## [RECORDS FOR THIS EXERCISE]
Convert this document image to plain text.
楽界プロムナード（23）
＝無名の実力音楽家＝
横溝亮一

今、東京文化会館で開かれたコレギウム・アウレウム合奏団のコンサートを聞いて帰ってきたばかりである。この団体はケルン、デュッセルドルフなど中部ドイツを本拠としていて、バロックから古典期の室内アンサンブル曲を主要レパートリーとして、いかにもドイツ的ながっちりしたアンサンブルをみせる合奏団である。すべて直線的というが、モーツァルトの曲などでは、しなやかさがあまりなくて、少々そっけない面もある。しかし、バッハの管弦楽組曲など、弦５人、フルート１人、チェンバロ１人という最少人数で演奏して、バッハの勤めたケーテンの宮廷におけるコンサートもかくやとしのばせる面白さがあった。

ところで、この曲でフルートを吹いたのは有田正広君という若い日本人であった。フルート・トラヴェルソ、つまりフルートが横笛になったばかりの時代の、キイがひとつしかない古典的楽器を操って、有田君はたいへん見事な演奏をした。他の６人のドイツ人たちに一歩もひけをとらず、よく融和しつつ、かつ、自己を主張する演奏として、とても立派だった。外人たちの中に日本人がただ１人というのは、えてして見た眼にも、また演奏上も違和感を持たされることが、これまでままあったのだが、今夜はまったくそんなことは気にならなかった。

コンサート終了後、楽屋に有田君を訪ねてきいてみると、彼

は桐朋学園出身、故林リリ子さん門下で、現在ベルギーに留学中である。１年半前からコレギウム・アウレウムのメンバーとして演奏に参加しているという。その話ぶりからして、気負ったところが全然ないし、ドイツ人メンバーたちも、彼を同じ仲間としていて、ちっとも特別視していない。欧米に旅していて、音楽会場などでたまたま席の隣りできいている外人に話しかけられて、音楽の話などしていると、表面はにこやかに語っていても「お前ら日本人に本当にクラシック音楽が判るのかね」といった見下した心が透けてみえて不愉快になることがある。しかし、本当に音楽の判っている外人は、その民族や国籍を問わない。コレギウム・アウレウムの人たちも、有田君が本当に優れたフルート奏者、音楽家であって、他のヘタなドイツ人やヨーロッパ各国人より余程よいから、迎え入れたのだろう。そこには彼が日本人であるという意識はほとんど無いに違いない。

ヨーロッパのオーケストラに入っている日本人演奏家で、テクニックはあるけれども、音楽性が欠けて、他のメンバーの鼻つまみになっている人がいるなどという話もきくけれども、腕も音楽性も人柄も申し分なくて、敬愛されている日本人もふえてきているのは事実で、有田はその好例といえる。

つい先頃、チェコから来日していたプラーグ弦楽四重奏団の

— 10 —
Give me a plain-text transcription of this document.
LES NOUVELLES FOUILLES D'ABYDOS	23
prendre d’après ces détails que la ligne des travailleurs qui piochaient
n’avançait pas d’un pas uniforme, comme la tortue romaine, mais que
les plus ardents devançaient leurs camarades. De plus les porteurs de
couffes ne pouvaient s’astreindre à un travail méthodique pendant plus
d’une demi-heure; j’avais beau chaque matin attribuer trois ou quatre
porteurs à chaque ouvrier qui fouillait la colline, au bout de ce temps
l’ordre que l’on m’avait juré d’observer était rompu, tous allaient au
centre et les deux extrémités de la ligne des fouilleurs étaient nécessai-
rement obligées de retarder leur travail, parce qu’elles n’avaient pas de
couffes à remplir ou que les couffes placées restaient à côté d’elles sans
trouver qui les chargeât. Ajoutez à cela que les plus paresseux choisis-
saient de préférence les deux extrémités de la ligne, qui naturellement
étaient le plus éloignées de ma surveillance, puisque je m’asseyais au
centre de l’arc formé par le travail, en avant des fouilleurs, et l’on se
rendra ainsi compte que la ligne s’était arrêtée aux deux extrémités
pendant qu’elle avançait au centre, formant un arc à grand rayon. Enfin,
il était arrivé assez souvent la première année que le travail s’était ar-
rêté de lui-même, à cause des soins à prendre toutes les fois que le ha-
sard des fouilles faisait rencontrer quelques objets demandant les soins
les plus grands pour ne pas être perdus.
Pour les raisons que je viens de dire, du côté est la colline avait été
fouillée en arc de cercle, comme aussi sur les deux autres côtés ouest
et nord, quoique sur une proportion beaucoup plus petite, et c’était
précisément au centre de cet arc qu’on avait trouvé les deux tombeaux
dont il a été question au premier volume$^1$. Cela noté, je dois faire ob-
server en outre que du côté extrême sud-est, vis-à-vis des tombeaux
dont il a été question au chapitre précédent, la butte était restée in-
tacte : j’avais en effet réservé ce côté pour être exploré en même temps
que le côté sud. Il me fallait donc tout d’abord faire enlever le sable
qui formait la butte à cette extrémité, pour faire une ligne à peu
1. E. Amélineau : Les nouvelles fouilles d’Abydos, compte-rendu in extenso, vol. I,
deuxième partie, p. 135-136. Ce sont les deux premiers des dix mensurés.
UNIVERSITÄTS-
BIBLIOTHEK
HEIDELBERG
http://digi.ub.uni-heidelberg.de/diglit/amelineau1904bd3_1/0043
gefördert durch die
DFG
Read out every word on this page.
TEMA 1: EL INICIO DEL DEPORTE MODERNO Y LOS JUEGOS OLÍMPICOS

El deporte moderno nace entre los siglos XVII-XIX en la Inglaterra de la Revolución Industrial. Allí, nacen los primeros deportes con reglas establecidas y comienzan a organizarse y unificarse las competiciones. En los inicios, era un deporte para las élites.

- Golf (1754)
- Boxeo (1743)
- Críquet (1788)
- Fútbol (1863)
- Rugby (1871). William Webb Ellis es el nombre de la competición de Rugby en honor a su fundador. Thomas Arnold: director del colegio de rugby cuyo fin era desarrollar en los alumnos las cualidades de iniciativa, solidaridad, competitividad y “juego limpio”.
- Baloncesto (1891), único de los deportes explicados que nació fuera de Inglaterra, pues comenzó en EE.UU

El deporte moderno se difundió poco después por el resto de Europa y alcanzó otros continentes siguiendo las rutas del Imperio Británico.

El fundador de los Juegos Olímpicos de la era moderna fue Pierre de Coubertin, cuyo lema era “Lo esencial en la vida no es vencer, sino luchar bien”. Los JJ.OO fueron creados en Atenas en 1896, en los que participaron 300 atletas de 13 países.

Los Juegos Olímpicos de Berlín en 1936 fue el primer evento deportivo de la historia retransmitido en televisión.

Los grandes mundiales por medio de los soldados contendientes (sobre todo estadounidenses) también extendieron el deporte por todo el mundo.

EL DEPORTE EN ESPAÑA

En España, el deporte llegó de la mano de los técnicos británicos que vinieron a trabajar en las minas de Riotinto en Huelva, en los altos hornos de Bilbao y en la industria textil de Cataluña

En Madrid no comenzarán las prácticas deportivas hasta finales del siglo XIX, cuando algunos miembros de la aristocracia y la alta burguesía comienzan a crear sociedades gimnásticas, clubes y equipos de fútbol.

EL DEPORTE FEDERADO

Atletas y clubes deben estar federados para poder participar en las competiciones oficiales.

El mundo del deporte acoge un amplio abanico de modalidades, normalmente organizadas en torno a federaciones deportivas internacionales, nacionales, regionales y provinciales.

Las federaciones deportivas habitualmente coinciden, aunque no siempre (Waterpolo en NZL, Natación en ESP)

## [INSTRUCTIONS TO FOLLOW]
Please output the entries above, every line exactly as it reads.

## [EXPECTED ANSWER]
Convert this document image to plain text.
楽界プロムナード（23）
＝無名の実力音楽家＝
横溝亮一

今、東京文化会館で開かれたコレギウム・アウレウム合奏団のコンサートを聞いて帰ってきたばかりである。この団体はケルン、デュッセルドルフなど中部ドイツを本拠としていて、バロックから古典期の室内アンサンブル曲を主要レパートリーとして、いかにもドイツ的ながっちりしたアンサンブルをみせる合奏団である。すべて直線的というが、モーツァルトの曲などでは、しなやかさがあまりなくて、少々そっけない面もある。しかし、バッハの管弦楽組曲など、弦５人、フルート１人、チェンバロ１人という最少人数で演奏して、バッハの勤めたケーテンの宮廷におけるコンサートもかくやとしのばせる面白さがあった。

ところで、この曲でフルートを吹いたのは有田正広君という若い日本人であった。フルート・トラヴェルソ、つまりフルートが横笛になったばかりの時代の、キイがひとつしかない古典的楽器を操って、有田君はたいへん見事な演奏をした。他の６人のドイツ人たちに一歩もひけをとらず、よく融和しつつ、かつ、自己を主張する演奏として、とても立派だった。外人たちの中に日本人がただ１人というのは、えてして見た眼にも、また演奏上も違和感を持たされることが、これまでままあったのだが、今夜はまったくそんなことは気にならなかった。

コンサート終了後、楽屋に有田君を訪ねてきいてみると、彼

は桐朋学園出身、故林リリ子さん門下で、現在ベルギーに留学中である。１年半前からコレギウム・アウレウムのメンバーとして演奏に参加しているという。その話ぶりからして、気負ったところが全然ないし、ドイツ人メンバーたちも、彼を同じ仲間としていて、ちっとも特別視していない。欧米に旅していて、音楽会場などでたまたま席の隣りできいている外人に話しかけられて、音楽の話などしていると、表面はにこやかに語っていても「お前ら日本人に本当にクラシック音楽が判るのかね」といった見下した心が透けてみえて不愉快になることがある。しかし、本当に音楽の判っている外人は、その民族や国籍を問わない。コレギウム・アウレウムの人たちも、有田君が本当に優れたフルート奏者、音楽家であって、他のヘタなドイツ人やヨーロッパ各国人より余程よいから、迎え入れたのだろう。そこには彼が日本人であるという意識はほとんど無いに違いない。

ヨーロッパのオーケストラに入っている日本人演奏家で、テクニックはあるけれども、音楽性が欠けて、他のメンバーの鼻つまみになっている人がいるなどという話もきくけれども、腕も音楽性も人柄も申し分なくて、敬愛されている日本人もふえてきているのは事実で、有田はその好例といえる。

つい先頃、チェコから来日していたプラーグ弦楽四重奏団の

— 10 —
Give me a plain-text transcription of this document.
LES NOUVELLES FOUILLES D'ABYDOS	23
prendre d’après ces détails que la ligne des travailleurs qui piochaient
n’avançait pas d’un pas uniforme, comme la tortue romaine, mais que
les plus ardents devançaient leurs camarades. De plus les porteurs de
couffes ne pouvaient s’astreindre à un travail méthodique pendant plus
d’une demi-heure; j’avais beau chaque matin attribuer trois ou quatre
porteurs à chaque ouvrier qui fouillait la colline, au bout de ce temps
l’ordre que l’on m’avait juré d’observer était rompu, tous allaient au
centre et les deux extrémités de la ligne des fouilleurs étaient nécessai-
rement obligées de retarder leur travail, parce qu’elles n’avaient pas de
couffes à remplir ou que les couffes placées restaient à côté d’elles sans
trouver qui les chargeât. Ajoutez à cela que les plus paresseux choisis-
saient de préférence les deux extrémités de la ligne, qui naturellement
étaient le plus éloignées de ma surveillance, puisque je m’asseyais au
centre de l’arc formé par le travail, en avant des fouilleurs, et l’on se
rendra ainsi compte que la ligne s’était arrêtée aux deux extrémités
pendant qu’elle avançait au centre, formant un arc à grand rayon. Enfin,
il était arrivé assez souvent la première année que le travail s’était ar-
rêté de lui-même, à cause des soins à prendre toutes les fois que le ha-
sard des fouilles faisait rencontrer quelques objets demandant les soins
les plus grands pour ne pas être perdus.
Pour les raisons que je viens de dire, du côté est la colline avait été
fouillée en arc de cercle, comme aussi sur les deux autres côtés ouest
et nord, quoique sur une proportion beaucoup plus petite, et c’était
précisément au centre de cet arc qu’on avait trouvé les deux tombeaux
dont il a été question au premier volume$^1$. Cela noté, je dois faire ob-
server en outre que du côté extrême sud-est, vis-à-vis des tombeaux
dont il a été question au chapitre précédent, la butte était restée in-
tacte : j’avais en effet réservé ce côté pour être exploré en même temps
que le côté sud. Il me fallait donc tout d’abord faire enlever le sable
qui formait la butte à cette extrémité, pour faire une ligne à peu
1. E. Amélineau : Les nouvelles fouilles d’Abydos, compte-rendu in extenso, vol. I,
deuxième partie, p. 135-136. Ce sont les deux premiers des dix mensurés.
UNIVERSITÄTS-
BIBLIOTHEK
HEIDELBERG
http://digi.ub.uni-heidelberg.de/diglit/amelineau1904bd3_1/0043
gefördert durch die
DFG
Read out every word on this page.
TEMA 1: EL INICIO DEL DEPORTE MODERNO Y LOS JUEGOS OLÍMPICOS

El deporte moderno nace entre los siglos XVII-XIX en la Inglaterra de la Revolución Industrial. Allí, nacen los primeros deportes con reglas establecidas y comienzan a organizarse y unificarse las competiciones. En los inicios, era un deporte para las élites.

- Golf (1754)
- Boxeo (1743)
- Críquet (1788)
- Fútbol (1863)
- Rugby (1871). William Webb Ellis es el nombre de la competición de Rugby en honor a su fundador. Thomas Arnold: director del colegio de rugby cuyo fin era desarrollar en los alumnos las cualidades de iniciativa, solidaridad, competitividad y “juego limpio”.
- Baloncesto (1891), único de los deportes explicados que nació fuera de Inglaterra, pues comenzó en EE.UU

El deporte moderno se difundió poco después por el resto de Europa y alcanzó otros continentes siguiendo las rutas del Imperio Británico.

El fundador de los Juegos Olímpicos de la era moderna fue Pierre de Coubertin, cuyo lema era “Lo esencial en la vida no es vencer, sino luchar bien”. Los JJ.OO fueron creados en Atenas en 1896, en los que participaron 300 atletas de 13 países.

Los Juegos Olímpicos de Berlín en 1936 fue el primer evento deportivo de la historia retransmitido en televisión.

Los grandes mundiales por medio de los soldados contendientes (sobre todo estadounidenses) también extendieron el deporte por todo el mundo.

EL DEPORTE EN ESPAÑA

En España, el deporte llegó de la mano de los técnicos británicos que vinieron a trabajar en las minas de Riotinto en Huelva, en los altos hornos de Bilbao y en la industria textil de Cataluña

En Madrid no comenzarán las prácticas deportivas hasta finales del siglo XIX, cuando algunos miembros de la aristocracia y la alta burguesía comienzan a crear sociedades gimnásticas, clubes y equipos de fútbol.

EL DEPORTE FEDERADO

Atletas y clubes deben estar federados para poder participar en las competiciones oficiales.

El mundo del deporte acoge un amplio abanico de modalidades, normalmente organizadas en torno a federaciones deportivas internacionales, nacionales, regionales y provinciales.

Las federaciones deportivas habitualmente coinciden, aunque no siempre (Waterpolo en NZL, Natación en ESP)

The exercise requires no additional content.